**Exercise prompt**
From the entries below, copy every line that holds the word "Chris".

■ ■ ■

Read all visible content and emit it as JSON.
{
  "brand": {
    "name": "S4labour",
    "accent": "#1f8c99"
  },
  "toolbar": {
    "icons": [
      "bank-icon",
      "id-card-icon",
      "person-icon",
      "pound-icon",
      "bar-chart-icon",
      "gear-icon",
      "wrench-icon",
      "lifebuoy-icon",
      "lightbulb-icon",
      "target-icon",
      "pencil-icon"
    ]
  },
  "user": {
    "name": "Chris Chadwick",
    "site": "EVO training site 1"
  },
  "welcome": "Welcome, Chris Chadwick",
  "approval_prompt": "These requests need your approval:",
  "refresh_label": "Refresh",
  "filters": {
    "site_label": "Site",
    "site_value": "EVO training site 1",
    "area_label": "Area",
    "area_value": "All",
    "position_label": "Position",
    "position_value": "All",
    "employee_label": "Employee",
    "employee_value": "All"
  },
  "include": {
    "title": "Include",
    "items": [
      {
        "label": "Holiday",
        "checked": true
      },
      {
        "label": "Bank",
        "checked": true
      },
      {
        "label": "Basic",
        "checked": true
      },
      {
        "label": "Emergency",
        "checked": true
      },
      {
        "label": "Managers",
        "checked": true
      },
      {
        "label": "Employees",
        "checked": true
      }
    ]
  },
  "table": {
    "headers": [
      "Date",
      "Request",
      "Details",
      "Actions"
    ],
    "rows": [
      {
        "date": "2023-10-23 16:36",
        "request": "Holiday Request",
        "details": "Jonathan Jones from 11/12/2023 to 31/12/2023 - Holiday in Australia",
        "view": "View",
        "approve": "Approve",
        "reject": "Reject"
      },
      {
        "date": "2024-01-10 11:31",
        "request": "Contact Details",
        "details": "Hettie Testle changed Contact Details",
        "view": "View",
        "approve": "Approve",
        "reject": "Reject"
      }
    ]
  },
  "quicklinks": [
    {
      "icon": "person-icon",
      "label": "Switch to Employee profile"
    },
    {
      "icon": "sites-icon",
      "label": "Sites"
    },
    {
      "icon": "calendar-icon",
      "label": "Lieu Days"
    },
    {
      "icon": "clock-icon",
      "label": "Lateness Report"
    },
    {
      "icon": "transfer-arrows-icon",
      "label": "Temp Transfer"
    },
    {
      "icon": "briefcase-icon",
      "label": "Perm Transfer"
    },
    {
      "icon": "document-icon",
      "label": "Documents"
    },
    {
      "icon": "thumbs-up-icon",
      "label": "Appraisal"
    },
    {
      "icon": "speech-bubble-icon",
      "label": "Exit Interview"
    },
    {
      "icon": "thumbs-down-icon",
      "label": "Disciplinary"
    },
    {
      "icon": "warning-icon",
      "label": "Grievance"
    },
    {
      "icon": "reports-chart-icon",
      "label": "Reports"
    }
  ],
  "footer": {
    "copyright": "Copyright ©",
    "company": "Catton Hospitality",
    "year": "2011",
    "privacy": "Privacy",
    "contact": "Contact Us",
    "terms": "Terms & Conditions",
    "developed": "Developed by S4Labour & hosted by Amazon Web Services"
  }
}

■ ■ ■

**Reply**
    "name": "Chris Chadwick",
  "welcome": "Welcome, Chris Chadwick",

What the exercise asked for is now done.